• [Aim]
Count the lines in the records below that contain the string `ticks`, treating uppercase and lowercase as different, and reply with the number alone.

• [Material provided]
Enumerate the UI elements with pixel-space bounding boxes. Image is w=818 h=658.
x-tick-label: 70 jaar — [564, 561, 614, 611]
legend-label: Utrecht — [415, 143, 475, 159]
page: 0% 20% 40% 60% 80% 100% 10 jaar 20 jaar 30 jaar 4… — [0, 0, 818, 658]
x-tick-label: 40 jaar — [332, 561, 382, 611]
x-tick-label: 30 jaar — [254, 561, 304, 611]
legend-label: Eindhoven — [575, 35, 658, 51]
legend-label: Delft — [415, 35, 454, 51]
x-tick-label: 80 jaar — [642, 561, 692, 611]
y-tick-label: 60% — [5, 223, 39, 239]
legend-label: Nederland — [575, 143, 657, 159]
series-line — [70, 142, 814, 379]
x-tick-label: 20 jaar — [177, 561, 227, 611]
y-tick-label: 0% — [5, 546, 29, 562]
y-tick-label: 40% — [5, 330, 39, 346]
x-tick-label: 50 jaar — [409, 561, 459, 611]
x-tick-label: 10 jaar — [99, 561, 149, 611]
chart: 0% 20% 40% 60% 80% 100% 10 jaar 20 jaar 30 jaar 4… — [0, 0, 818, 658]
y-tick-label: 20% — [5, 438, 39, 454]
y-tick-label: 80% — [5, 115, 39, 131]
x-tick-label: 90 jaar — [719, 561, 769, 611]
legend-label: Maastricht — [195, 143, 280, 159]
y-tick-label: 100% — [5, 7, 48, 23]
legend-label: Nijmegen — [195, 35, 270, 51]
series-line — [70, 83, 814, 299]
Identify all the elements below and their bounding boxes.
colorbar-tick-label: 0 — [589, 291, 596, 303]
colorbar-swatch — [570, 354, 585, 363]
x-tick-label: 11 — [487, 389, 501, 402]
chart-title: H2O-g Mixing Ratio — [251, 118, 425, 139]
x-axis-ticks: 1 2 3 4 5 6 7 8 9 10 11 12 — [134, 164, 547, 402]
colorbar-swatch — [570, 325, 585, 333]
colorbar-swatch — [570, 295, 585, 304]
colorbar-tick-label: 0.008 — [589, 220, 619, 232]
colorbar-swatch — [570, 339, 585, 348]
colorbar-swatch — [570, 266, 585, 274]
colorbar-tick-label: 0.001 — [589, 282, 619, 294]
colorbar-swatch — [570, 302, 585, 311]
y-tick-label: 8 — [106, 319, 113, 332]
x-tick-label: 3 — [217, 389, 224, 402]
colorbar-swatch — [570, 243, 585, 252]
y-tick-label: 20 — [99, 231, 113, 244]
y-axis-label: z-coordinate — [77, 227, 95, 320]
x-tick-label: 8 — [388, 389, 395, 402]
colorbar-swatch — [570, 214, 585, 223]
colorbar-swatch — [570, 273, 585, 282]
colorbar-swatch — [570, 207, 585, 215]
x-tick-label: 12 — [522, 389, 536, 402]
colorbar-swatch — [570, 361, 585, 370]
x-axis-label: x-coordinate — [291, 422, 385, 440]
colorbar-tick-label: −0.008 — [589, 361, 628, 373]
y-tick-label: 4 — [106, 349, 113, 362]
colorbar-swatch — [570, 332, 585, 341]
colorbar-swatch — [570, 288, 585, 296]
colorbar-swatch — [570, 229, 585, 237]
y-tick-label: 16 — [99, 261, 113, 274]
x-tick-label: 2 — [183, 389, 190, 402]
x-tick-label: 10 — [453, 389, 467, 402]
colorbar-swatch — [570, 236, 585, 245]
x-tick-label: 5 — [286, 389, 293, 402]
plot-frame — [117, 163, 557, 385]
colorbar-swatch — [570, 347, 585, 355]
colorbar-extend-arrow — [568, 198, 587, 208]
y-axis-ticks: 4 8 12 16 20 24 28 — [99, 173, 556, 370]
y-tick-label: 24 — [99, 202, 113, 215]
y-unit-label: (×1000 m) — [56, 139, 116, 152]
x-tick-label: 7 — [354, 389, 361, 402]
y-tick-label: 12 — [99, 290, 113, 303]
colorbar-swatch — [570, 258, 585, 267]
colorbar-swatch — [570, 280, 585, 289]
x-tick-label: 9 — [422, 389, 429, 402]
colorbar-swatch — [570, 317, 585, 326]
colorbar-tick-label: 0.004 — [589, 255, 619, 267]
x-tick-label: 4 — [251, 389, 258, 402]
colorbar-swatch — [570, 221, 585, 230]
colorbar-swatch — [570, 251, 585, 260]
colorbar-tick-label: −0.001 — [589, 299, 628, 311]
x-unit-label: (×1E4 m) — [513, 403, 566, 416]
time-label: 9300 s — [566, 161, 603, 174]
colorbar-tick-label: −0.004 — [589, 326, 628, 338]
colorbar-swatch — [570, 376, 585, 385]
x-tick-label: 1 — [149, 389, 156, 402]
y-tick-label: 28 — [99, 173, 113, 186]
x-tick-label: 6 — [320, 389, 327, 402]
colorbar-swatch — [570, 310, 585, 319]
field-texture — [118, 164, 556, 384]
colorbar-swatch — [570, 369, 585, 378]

• [Finished answer]
2